_Given task:_
Can you quote the records below in full, word for word?

-- BEGIN Record list --

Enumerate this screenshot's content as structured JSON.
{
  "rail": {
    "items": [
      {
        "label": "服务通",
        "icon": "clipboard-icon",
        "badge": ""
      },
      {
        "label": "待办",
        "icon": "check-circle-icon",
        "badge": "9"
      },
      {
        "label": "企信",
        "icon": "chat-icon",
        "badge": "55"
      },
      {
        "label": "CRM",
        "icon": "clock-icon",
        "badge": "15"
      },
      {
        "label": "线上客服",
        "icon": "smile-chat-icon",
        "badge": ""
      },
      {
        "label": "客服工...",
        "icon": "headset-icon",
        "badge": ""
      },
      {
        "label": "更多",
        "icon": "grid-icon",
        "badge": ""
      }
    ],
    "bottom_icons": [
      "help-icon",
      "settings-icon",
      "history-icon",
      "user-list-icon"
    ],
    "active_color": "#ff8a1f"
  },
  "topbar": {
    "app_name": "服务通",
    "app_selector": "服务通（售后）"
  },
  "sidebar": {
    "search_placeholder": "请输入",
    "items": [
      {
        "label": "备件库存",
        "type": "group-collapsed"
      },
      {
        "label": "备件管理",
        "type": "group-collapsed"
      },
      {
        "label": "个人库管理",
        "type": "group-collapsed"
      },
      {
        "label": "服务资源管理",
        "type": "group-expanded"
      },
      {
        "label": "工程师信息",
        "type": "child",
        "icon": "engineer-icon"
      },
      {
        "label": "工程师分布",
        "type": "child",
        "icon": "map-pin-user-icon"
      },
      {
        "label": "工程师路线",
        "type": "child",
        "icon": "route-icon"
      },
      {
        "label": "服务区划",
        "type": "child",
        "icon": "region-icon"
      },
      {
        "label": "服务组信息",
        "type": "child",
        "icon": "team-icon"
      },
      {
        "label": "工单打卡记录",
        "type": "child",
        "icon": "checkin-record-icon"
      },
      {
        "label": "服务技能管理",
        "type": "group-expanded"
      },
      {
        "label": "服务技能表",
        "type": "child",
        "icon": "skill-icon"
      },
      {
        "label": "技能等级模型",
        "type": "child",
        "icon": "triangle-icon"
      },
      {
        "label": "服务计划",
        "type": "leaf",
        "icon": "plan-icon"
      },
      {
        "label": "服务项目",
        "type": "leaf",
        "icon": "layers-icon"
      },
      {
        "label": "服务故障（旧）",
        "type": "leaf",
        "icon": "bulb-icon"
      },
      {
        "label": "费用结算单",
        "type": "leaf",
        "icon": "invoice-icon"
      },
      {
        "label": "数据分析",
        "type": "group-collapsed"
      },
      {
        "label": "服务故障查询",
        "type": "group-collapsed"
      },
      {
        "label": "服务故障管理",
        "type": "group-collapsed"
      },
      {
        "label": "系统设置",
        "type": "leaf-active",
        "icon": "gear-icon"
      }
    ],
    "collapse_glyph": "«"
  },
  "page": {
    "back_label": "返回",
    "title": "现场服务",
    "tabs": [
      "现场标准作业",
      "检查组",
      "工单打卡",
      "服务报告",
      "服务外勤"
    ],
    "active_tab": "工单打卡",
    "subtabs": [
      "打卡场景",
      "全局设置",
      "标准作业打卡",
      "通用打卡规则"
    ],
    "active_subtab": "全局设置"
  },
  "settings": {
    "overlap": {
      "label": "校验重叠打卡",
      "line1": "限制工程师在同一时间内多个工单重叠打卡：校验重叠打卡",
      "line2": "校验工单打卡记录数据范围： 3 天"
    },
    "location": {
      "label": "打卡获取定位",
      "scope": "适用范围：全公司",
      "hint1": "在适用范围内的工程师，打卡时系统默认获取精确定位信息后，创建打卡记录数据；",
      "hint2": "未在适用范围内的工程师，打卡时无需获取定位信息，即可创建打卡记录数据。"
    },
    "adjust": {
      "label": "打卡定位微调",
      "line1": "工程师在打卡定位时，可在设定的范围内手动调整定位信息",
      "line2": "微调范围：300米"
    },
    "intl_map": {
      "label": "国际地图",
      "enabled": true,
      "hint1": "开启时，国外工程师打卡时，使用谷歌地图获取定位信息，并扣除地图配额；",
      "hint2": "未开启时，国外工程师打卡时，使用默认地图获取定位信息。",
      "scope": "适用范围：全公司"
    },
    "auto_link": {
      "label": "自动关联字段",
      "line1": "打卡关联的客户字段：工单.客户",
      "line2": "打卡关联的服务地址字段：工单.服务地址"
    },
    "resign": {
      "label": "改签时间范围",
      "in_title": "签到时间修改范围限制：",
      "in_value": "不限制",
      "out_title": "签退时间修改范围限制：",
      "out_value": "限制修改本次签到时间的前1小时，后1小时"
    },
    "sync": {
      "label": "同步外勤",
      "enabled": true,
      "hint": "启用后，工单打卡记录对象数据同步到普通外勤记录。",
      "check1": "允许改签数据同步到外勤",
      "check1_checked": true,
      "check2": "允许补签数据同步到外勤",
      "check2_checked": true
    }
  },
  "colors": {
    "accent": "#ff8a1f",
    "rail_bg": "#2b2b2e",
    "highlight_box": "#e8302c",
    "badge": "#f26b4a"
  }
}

-- END Record list --

_Problem solution:_
Enumerate this screenshot's content as structured JSON.
{
  "rail": {
    "items": [
      {
        "label": "服务通",
        "icon": "clipboard-icon",
        "badge": ""
      },
      {
        "label": "待办",
        "icon": "check-circle-icon",
        "badge": "9"
      },
      {
        "label": "企信",
        "icon": "chat-icon",
        "badge": "55"
      },
      {
        "label": "CRM",
        "icon": "clock-icon",
        "badge": "15"
      },
      {
        "label": "线上客服",
        "icon": "smile-chat-icon",
        "badge": ""
      },
      {
        "label": "客服工...",
        "icon": "headset-icon",
        "badge": ""
      },
      {
        "label": "更多",
        "icon": "grid-icon",
        "badge": ""
      }
    ],
    "bottom_icons": [
      "help-icon",
      "settings-icon",
      "history-icon",
      "user-list-icon"
    ],
    "active_color": "#ff8a1f"
  },
  "topbar": {
    "app_name": "服务通",
    "app_selector": "服务通（售后）"
  },
  "sidebar": {
    "search_placeholder": "请输入",
    "items": [
      {
        "label": "备件库存",
        "type": "group-collapsed"
      },
      {
        "label": "备件管理",
        "type": "group-collapsed"
      },
      {
        "label": "个人库管理",
        "type": "group-collapsed"
      },
      {
        "label": "服务资源管理",
        "type": "group-expanded"
      },
      {
        "label": "工程师信息",
        "type": "child",
        "icon": "engineer-icon"
      },
      {
        "label": "工程师分布",
        "type": "child",
        "icon": "map-pin-user-icon"
      },
      {
        "label": "工程师路线",
        "type": "child",
        "icon": "route-icon"
      },
      {
        "label": "服务区划",
        "type": "child",
        "icon": "region-icon"
      },
      {
        "label": "服务组信息",
        "type": "child",
        "icon": "team-icon"
      },
      {
        "label": "工单打卡记录",
        "type": "child",
        "icon": "checkin-record-icon"
      },
      {
        "label": "服务技能管理",
        "type": "group-expanded"
      },
      {
        "label": "服务技能表",
        "type": "child",
        "icon": "skill-icon"
      },
      {
        "label": "技能等级模型",
        "type": "child",
        "icon": "triangle-icon"
      },
      {
        "label": "服务计划",
        "type": "leaf",
        "icon": "plan-icon"
      },
      {
        "label": "服务项目",
        "type": "leaf",
        "icon": "layers-icon"
      },
      {
        "label": "服务故障（旧）",
        "type": "leaf",
        "icon": "bulb-icon"
      },
      {
        "label": "费用结算单",
        "type": "leaf",
        "icon": "invoice-icon"
      },
      {
        "label": "数据分析",
        "type": "group-collapsed"
      },
      {
        "label": "服务故障查询",
        "type": "group-collapsed"
      },
      {
        "label": "服务故障管理",
        "type": "group-collapsed"
      },
      {
        "label": "系统设置",
        "type": "leaf-active",
        "icon": "gear-icon"
      }
    ],
    "collapse_glyph": "«"
  },
  "page": {
    "back_label": "返回",
    "title": "现场服务",
    "tabs": [
      "现场标准作业",
      "检查组",
      "工单打卡",
      "服务报告",
      "服务外勤"
    ],
    "active_tab": "工单打卡",
    "subtabs": [
      "打卡场景",
      "全局设置",
      "标准作业打卡",
      "通用打卡规则"
    ],
    "active_subtab": "全局设置"
  },
  "settings": {
    "overlap": {
      "label": "校验重叠打卡",
      "line1": "限制工程师在同一时间内多个工单重叠打卡：校验重叠打卡",
      "line2": "校验工单打卡记录数据范围： 3 天"
    },
    "location": {
      "label": "打卡获取定位",
      "scope": "适用范围：全公司",
      "hint1": "在适用范围内的工程师，打卡时系统默认获取精确定位信息后，创建打卡记录数据；",
      "hint2": "未在适用范围内的工程师，打卡时无需获取定位信息，即可创建打卡记录数据。"
    },
    "adjust": {
      "label": "打卡定位微调",
      "line1": "工程师在打卡定位时，可在设定的范围内手动调整定位信息",
      "line2": "微调范围：300米"
    },
    "intl_map": {
      "label": "国际地图",
      "enabled": true,
      "hint1": "开启时，国外工程师打卡时，使用谷歌地图获取定位信息，并扣除地图配额；",
      "hint2": "未开启时，国外工程师打卡时，使用默认地图获取定位信息。",
      "scope": "适用范围：全公司"
    },
    "auto_link": {
      "label": "自动关联字段",
      "line1": "打卡关联的客户字段：工单.客户",
      "line2": "打卡关联的服务地址字段：工单.服务地址"
    },
    "resign": {
      "label": "改签时间范围",
      "in_title": "签到时间修改范围限制：",
      "in_value": "不限制",
      "out_title": "签退时间修改范围限制：",
      "out_value": "限制修改本次签到时间的前1小时，后1小时"
    },
    "sync": {
      "label": "同步外勤",
      "enabled": true,
      "hint": "启用后，工单打卡记录对象数据同步到普通外勤记录。",
      "check1": "允许改签数据同步到外勤",
      "check1_checked": true,
      "check2": "允许补签数据同步到外勤",
      "check2_checked": true
    }
  },
  "colors": {
    "accent": "#ff8a1f",
    "rail_bg": "#2b2b2e",
    "highlight_box": "#e8302c",
    "badge": "#f26b4a"
  }
}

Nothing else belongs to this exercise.